## PROBLEM DETAILS
Copy every line of the data that includes the string "then".

[BEGIN DATASET]

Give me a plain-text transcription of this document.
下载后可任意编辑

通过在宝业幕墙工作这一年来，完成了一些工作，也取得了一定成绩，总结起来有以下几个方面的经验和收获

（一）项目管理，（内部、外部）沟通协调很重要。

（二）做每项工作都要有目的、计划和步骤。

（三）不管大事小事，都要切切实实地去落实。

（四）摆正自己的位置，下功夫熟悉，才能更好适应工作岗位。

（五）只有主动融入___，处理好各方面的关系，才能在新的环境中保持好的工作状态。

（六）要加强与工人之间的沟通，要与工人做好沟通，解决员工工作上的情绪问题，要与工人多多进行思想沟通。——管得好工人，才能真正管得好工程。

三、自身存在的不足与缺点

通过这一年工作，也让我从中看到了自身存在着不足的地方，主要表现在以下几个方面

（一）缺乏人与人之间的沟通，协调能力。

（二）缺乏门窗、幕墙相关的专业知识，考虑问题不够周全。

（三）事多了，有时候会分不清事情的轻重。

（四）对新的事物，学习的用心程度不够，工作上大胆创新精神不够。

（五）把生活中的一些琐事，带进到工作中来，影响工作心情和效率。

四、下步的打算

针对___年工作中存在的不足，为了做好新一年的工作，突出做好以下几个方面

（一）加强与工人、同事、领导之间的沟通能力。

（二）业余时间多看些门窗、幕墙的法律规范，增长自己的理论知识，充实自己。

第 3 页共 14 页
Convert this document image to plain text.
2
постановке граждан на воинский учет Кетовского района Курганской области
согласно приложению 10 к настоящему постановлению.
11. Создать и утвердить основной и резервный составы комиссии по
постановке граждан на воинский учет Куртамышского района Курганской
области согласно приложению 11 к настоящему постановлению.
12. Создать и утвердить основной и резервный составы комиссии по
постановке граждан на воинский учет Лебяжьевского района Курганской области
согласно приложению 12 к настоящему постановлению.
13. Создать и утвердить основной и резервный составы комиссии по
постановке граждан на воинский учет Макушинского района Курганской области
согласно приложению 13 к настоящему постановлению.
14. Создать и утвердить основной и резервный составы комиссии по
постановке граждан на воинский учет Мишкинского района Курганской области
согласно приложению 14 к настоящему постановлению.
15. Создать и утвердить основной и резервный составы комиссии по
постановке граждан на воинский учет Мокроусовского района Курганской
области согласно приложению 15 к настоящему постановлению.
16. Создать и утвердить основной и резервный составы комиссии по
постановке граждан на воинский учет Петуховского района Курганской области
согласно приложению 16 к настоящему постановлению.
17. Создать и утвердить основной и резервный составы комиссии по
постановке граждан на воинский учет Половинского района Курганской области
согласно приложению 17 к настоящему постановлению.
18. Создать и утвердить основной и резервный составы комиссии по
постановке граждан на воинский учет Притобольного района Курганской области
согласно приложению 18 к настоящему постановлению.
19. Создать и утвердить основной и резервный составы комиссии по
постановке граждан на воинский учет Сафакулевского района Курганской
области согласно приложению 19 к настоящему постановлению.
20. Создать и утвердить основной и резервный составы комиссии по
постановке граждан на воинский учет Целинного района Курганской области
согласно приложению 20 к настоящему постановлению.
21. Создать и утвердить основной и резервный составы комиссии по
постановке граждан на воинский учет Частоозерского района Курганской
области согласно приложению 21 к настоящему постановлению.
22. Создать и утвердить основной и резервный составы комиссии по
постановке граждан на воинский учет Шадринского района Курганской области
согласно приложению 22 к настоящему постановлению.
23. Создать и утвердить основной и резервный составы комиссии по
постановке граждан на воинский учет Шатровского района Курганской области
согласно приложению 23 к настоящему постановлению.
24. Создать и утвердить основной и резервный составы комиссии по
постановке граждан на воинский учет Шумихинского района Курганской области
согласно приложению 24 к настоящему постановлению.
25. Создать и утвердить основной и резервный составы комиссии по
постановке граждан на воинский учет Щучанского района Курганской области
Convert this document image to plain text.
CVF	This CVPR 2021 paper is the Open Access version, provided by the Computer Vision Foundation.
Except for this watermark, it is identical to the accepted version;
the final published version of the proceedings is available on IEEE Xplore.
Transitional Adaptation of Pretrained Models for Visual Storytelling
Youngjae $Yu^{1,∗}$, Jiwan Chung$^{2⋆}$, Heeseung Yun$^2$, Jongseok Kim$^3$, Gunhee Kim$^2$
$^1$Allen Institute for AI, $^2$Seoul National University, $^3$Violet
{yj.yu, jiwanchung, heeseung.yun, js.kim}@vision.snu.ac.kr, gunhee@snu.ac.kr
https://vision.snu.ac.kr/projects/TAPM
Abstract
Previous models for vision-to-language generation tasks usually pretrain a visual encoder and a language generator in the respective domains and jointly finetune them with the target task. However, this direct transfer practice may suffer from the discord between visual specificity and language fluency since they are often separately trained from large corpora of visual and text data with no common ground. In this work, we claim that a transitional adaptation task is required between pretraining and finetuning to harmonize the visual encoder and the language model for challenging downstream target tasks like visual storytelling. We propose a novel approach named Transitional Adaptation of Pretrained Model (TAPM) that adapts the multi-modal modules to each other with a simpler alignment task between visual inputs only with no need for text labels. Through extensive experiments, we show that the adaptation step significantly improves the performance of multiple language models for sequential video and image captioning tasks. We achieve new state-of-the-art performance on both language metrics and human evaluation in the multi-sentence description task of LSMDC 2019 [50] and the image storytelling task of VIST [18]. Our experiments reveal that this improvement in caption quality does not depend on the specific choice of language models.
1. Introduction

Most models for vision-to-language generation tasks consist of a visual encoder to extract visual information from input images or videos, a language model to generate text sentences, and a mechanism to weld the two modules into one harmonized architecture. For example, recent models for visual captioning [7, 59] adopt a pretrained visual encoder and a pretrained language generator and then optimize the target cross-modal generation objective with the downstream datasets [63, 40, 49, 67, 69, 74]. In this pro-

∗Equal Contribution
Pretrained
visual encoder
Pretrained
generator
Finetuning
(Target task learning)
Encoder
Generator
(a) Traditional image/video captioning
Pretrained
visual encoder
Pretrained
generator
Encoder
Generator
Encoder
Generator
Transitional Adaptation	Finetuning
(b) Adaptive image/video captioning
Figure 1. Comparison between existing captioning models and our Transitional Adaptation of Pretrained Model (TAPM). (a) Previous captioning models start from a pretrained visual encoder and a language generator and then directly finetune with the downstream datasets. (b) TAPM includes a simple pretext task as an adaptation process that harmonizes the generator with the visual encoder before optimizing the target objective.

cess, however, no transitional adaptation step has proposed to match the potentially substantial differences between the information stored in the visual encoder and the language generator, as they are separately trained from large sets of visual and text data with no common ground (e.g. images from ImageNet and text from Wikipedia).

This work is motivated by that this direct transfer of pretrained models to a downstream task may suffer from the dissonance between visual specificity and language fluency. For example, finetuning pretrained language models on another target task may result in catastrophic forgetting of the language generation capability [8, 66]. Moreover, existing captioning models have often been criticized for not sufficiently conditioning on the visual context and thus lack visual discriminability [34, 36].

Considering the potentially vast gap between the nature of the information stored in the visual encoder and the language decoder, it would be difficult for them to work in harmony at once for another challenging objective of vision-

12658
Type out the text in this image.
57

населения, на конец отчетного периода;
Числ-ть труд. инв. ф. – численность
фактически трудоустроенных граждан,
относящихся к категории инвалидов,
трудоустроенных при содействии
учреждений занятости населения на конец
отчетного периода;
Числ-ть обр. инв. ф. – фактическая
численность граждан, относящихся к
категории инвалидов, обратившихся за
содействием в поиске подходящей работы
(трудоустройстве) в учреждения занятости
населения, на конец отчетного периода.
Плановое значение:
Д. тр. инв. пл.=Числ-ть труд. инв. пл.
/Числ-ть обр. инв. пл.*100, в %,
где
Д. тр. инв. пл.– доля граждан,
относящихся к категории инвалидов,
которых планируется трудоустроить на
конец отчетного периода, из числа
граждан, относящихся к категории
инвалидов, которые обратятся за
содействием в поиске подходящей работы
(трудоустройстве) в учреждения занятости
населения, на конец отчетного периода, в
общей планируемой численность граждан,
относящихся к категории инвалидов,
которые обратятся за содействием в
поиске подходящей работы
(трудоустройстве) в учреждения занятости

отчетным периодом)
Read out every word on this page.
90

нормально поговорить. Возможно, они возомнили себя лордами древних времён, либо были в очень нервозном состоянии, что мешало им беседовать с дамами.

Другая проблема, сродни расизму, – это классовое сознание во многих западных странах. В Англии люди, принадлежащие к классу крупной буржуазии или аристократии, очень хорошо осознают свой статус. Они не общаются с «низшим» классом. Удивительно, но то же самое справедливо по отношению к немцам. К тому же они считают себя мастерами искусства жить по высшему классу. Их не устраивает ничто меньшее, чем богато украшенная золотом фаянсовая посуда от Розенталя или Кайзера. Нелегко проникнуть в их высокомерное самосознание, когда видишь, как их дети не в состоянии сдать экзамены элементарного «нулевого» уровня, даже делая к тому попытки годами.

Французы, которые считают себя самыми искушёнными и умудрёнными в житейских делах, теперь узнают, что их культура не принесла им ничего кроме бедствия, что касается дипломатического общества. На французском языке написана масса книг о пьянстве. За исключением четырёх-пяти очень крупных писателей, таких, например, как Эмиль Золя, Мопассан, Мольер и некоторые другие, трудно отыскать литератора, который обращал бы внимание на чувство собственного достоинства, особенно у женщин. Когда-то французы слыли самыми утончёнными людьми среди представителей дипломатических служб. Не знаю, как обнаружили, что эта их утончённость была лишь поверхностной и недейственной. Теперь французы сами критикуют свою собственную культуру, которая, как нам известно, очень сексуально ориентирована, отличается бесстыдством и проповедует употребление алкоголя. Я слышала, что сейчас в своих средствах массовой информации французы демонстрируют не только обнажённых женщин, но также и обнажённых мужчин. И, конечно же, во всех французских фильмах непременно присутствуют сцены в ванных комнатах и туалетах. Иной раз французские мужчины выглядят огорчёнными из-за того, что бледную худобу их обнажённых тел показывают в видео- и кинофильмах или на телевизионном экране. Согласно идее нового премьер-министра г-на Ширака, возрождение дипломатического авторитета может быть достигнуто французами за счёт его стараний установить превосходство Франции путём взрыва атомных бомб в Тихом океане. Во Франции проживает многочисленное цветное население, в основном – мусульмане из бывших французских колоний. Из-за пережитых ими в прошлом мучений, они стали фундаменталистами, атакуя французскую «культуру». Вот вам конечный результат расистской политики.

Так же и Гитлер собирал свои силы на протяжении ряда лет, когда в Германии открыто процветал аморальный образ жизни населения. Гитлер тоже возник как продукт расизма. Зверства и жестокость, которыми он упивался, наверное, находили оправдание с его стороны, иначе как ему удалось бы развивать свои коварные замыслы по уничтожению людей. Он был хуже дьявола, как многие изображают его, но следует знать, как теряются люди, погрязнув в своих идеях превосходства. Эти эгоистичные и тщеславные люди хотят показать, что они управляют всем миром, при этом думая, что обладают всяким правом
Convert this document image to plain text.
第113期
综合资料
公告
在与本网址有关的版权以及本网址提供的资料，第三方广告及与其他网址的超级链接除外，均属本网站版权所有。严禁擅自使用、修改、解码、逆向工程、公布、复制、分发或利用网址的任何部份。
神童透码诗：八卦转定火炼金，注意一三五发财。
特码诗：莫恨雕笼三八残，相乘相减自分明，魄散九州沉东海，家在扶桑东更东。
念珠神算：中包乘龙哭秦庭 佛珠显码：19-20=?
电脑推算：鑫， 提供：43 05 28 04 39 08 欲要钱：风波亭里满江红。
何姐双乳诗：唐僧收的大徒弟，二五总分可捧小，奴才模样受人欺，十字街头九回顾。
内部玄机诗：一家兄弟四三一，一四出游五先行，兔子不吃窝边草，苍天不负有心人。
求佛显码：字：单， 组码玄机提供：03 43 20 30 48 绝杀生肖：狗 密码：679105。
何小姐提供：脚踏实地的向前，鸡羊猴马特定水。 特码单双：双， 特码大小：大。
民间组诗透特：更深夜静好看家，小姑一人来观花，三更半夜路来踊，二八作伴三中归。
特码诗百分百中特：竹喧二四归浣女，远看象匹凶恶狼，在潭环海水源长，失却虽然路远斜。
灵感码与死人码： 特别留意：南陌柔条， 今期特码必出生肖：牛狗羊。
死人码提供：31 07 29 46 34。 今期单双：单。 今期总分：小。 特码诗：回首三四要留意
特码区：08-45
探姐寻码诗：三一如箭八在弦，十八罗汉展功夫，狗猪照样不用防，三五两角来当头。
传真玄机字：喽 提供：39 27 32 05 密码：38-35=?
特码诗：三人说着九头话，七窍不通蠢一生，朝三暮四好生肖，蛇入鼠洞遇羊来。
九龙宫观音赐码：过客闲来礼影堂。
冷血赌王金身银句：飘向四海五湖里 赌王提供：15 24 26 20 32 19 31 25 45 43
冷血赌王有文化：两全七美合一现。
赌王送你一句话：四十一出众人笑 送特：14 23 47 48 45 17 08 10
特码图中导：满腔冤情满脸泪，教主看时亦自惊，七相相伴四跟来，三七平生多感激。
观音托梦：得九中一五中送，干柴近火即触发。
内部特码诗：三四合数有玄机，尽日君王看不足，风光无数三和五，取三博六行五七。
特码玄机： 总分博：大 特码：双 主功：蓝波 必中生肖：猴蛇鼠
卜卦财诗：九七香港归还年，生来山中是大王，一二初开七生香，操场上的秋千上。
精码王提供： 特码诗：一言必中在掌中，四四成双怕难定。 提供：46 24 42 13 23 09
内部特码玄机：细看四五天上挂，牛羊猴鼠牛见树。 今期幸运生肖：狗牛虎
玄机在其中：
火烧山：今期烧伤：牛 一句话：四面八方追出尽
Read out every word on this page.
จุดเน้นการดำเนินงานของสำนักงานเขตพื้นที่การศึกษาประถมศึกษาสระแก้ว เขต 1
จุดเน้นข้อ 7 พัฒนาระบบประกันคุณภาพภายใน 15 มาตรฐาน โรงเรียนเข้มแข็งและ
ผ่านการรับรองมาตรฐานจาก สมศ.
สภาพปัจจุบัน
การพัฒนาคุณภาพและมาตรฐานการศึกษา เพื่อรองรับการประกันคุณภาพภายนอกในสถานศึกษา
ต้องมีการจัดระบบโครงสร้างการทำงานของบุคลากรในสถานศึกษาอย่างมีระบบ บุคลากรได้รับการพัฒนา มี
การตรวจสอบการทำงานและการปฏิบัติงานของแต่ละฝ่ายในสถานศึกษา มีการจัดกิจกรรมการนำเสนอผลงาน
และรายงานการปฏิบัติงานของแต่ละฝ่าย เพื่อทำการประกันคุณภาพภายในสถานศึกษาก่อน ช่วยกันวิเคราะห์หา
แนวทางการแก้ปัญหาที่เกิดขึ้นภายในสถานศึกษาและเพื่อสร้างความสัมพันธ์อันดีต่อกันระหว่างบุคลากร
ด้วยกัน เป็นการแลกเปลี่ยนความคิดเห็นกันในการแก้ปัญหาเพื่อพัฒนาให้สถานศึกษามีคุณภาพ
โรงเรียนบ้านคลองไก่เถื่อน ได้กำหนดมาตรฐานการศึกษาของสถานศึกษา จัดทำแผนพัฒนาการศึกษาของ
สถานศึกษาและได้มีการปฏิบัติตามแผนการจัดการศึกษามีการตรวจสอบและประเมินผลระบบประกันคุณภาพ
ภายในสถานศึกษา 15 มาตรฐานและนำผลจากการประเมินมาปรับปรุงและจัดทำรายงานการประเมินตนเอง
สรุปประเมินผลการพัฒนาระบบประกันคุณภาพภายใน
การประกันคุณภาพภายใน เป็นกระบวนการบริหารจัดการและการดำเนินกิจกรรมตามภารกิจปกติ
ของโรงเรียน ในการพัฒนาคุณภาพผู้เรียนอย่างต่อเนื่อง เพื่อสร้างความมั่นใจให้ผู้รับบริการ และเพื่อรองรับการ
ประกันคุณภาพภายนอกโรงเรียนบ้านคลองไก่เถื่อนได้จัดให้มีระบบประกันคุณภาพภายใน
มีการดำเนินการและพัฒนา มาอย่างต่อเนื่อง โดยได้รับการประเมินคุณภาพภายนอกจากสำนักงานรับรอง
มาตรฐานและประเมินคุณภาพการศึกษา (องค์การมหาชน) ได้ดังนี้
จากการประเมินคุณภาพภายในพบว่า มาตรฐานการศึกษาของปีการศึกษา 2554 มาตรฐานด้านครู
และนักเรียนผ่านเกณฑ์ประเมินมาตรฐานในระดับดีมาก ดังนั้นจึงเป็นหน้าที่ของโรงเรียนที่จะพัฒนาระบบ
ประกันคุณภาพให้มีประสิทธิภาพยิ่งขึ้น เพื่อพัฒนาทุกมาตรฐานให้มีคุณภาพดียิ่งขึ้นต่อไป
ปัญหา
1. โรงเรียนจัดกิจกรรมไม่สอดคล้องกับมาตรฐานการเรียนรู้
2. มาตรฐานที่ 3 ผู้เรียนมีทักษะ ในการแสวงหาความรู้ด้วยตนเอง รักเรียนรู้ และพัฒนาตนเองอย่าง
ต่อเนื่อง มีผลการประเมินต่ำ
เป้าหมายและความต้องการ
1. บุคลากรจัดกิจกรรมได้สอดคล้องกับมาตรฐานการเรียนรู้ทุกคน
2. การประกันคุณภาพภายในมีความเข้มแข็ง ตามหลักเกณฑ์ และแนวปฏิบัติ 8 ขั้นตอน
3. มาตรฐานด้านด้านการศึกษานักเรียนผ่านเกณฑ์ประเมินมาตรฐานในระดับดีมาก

[END DATASET]

## RESPONSE
Most models for vision-to-language generation tasks consist of a visual encoder to extract visual information from input images or videos, a language model to generate text sentences, and a mechanism to weld the two modules into one harmonized architecture. For example, recent models for visual captioning [7, 59] adopt a pretrained visual encoder and a pretrained language generator and then optimize the target cross-modal generation objective with the downstream datasets [63, 40, 49, 67, 69, 74]. In this pro-
Figure 1. Comparison between existing captioning models and our Transitional Adaptation of Pretrained Model (TAPM). (a) Previous captioning models start from a pretrained visual encoder and a language generator and then directly finetune with the downstream datasets. (b) TAPM includes a simple pretext task as an adaptation process that harmonizes the generator with the visual encoder before optimizing the target objective.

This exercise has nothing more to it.